_WHAT IS EXPECTED_: Repeat the listing word for word. No pictures belong in the copy.

_RAW RECORDS_:
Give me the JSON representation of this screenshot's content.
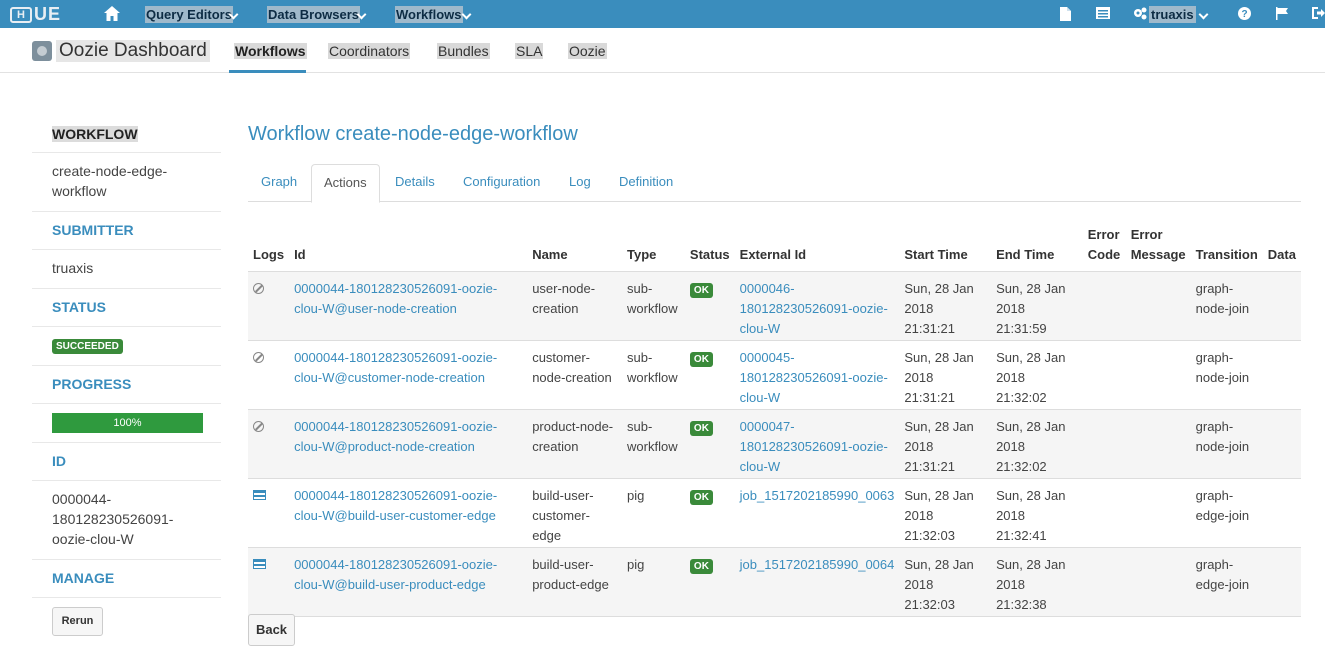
{
  "topbar": {
    "logo_text": "UE",
    "logo_letter": "H",
    "nav": [
      {
        "label": "Query Editors"
      },
      {
        "label": "Data Browsers"
      },
      {
        "label": "Workflows"
      }
    ],
    "user": "truaxis"
  },
  "subheader": {
    "app_title": "Oozie Dashboard",
    "tabs": [
      {
        "label": "Workflows",
        "active": true
      },
      {
        "label": "Coordinators"
      },
      {
        "label": "Bundles"
      },
      {
        "label": "SLA"
      },
      {
        "label": "Oozie"
      }
    ]
  },
  "sidebar": {
    "workflow_label": "WORKFLOW",
    "workflow_value": "create-node-edge-workflow",
    "submitter_label": "SUBMITTER",
    "submitter_value": "truaxis",
    "status_label": "STATUS",
    "status_value": "SUCCEEDED",
    "progress_label": "PROGRESS",
    "progress_value": "100%",
    "progress_fraction": 1.0,
    "id_label": "ID",
    "id_value": "0000044-180128230526091-oozie-clou-W",
    "manage_label": "MANAGE",
    "rerun_label": "Rerun"
  },
  "main": {
    "title": "Workflow create-node-edge-workflow",
    "tabs": [
      {
        "label": "Graph"
      },
      {
        "label": "Actions",
        "active": true
      },
      {
        "label": "Details"
      },
      {
        "label": "Configuration"
      },
      {
        "label": "Log"
      },
      {
        "label": "Definition"
      }
    ],
    "columns": [
      "Logs",
      "Id",
      "Name",
      "Type",
      "Status",
      "External Id",
      "Start Time",
      "End Time",
      "Error Code",
      "Error Message",
      "Transition",
      "Data"
    ],
    "rows": [
      {
        "log_icon": "ban-icon",
        "id": "0000044-180128230526091-oozie-clou-W@user-node-creation",
        "name": "user-node-creation",
        "type": "sub-workflow",
        "status": "OK",
        "external_id": "0000046-180128230526091-oozie-clou-W",
        "start_time": "Sun, 28 Jan 2018 21:31:21",
        "end_time": "Sun, 28 Jan 2018 21:31:59",
        "error_code": "",
        "error_message": "",
        "transition": "graph-node-join",
        "data": ""
      },
      {
        "log_icon": "ban-icon",
        "id": "0000044-180128230526091-oozie-clou-W@customer-node-creation",
        "name": "customer-node-creation",
        "type": "sub-workflow",
        "status": "OK",
        "external_id": "0000045-180128230526091-oozie-clou-W",
        "start_time": "Sun, 28 Jan 2018 21:31:21",
        "end_time": "Sun, 28 Jan 2018 21:32:02",
        "error_code": "",
        "error_message": "",
        "transition": "graph-node-join",
        "data": ""
      },
      {
        "log_icon": "ban-icon",
        "id": "0000044-180128230526091-oozie-clou-W@product-node-creation",
        "name": "product-node-creation",
        "type": "sub-workflow",
        "status": "OK",
        "external_id": "0000047-180128230526091-oozie-clou-W",
        "start_time": "Sun, 28 Jan 2018 21:31:21",
        "end_time": "Sun, 28 Jan 2018 21:32:02",
        "error_code": "",
        "error_message": "",
        "transition": "graph-node-join",
        "data": ""
      },
      {
        "log_icon": "log-icon",
        "id": "0000044-180128230526091-oozie-clou-W@build-user-customer-edge",
        "name": "build-user-customer-edge",
        "type": "pig",
        "status": "OK",
        "external_id": "job_1517202185990_0063",
        "start_time": "Sun, 28 Jan 2018 21:32:03",
        "end_time": "Sun, 28 Jan 2018 21:32:41",
        "error_code": "",
        "error_message": "",
        "transition": "graph-edge-join",
        "data": ""
      },
      {
        "log_icon": "log-icon",
        "id": "0000044-180128230526091-oozie-clou-W@build-user-product-edge",
        "name": "build-user-product-edge",
        "type": "pig",
        "status": "OK",
        "external_id": "job_1517202185990_0064",
        "start_time": "Sun, 28 Jan 2018 21:32:03",
        "end_time": "Sun, 28 Jan 2018 21:32:38",
        "error_code": "",
        "error_message": "",
        "transition": "graph-edge-join",
        "data": ""
      }
    ],
    "back_label": "Back"
  }
}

_WRITTEN REPLY_:
Give me the JSON representation of this screenshot's content.
{
  "topbar": {
    "logo_text": "UE",
    "logo_letter": "H",
    "nav": [
      {
        "label": "Query Editors"
      },
      {
        "label": "Data Browsers"
      },
      {
        "label": "Workflows"
      }
    ],
    "user": "truaxis"
  },
  "subheader": {
    "app_title": "Oozie Dashboard",
    "tabs": [
      {
        "label": "Workflows",
        "active": true
      },
      {
        "label": "Coordinators"
      },
      {
        "label": "Bundles"
      },
      {
        "label": "SLA"
      },
      {
        "label": "Oozie"
      }
    ]
  },
  "sidebar": {
    "workflow_label": "WORKFLOW",
    "workflow_value": "create-node-edge-workflow",
    "submitter_label": "SUBMITTER",
    "submitter_value": "truaxis",
    "status_label": "STATUS",
    "status_value": "SUCCEEDED",
    "progress_label": "PROGRESS",
    "progress_value": "100%",
    "progress_fraction": 1.0,
    "id_label": "ID",
    "id_value": "0000044-180128230526091-oozie-clou-W",
    "manage_label": "MANAGE",
    "rerun_label": "Rerun"
  },
  "main": {
    "title": "Workflow create-node-edge-workflow",
    "tabs": [
      {
        "label": "Graph"
      },
      {
        "label": "Actions",
        "active": true
      },
      {
        "label": "Details"
      },
      {
        "label": "Configuration"
      },
      {
        "label": "Log"
      },
      {
        "label": "Definition"
      }
    ],
    "columns": [
      "Logs",
      "Id",
      "Name",
      "Type",
      "Status",
      "External Id",
      "Start Time",
      "End Time",
      "Error Code",
      "Error Message",
      "Transition",
      "Data"
    ],
    "rows": [
      {
        "log_icon": "ban-icon",
        "id": "0000044-180128230526091-oozie-clou-W@user-node-creation",
        "name": "user-node-creation",
        "type": "sub-workflow",
        "status": "OK",
        "external_id": "0000046-180128230526091-oozie-clou-W",
        "start_time": "Sun, 28 Jan 2018 21:31:21",
        "end_time": "Sun, 28 Jan 2018 21:31:59",
        "error_code": "",
        "error_message": "",
        "transition": "graph-node-join",
        "data": ""
      },
      {
        "log_icon": "ban-icon",
        "id": "0000044-180128230526091-oozie-clou-W@customer-node-creation",
        "name": "customer-node-creation",
        "type": "sub-workflow",
        "status": "OK",
        "external_id": "0000045-180128230526091-oozie-clou-W",
        "start_time": "Sun, 28 Jan 2018 21:31:21",
        "end_time": "Sun, 28 Jan 2018 21:32:02",
        "error_code": "",
        "error_message": "",
        "transition": "graph-node-join",
        "data": ""
      },
      {
        "log_icon": "ban-icon",
        "id": "0000044-180128230526091-oozie-clou-W@product-node-creation",
        "name": "product-node-creation",
        "type": "sub-workflow",
        "status": "OK",
        "external_id": "0000047-180128230526091-oozie-clou-W",
        "start_time": "Sun, 28 Jan 2018 21:31:21",
        "end_time": "Sun, 28 Jan 2018 21:32:02",
        "error_code": "",
        "error_message": "",
        "transition": "graph-node-join",
        "data": ""
      },
      {
        "log_icon": "log-icon",
        "id": "0000044-180128230526091-oozie-clou-W@build-user-customer-edge",
        "name": "build-user-customer-edge",
        "type": "pig",
        "status": "OK",
        "external_id": "job_1517202185990_0063",
        "start_time": "Sun, 28 Jan 2018 21:32:03",
        "end_time": "Sun, 28 Jan 2018 21:32:41",
        "error_code": "",
        "error_message": "",
        "transition": "graph-edge-join",
        "data": ""
      },
      {
        "log_icon": "log-icon",
        "id": "0000044-180128230526091-oozie-clou-W@build-user-product-edge",
        "name": "build-user-product-edge",
        "type": "pig",
        "status": "OK",
        "external_id": "job_1517202185990_0064",
        "start_time": "Sun, 28 Jan 2018 21:32:03",
        "end_time": "Sun, 28 Jan 2018 21:32:38",
        "error_code": "",
        "error_message": "",
        "transition": "graph-edge-join",
        "data": ""
      }
    ],
    "back_label": "Back"
  }
}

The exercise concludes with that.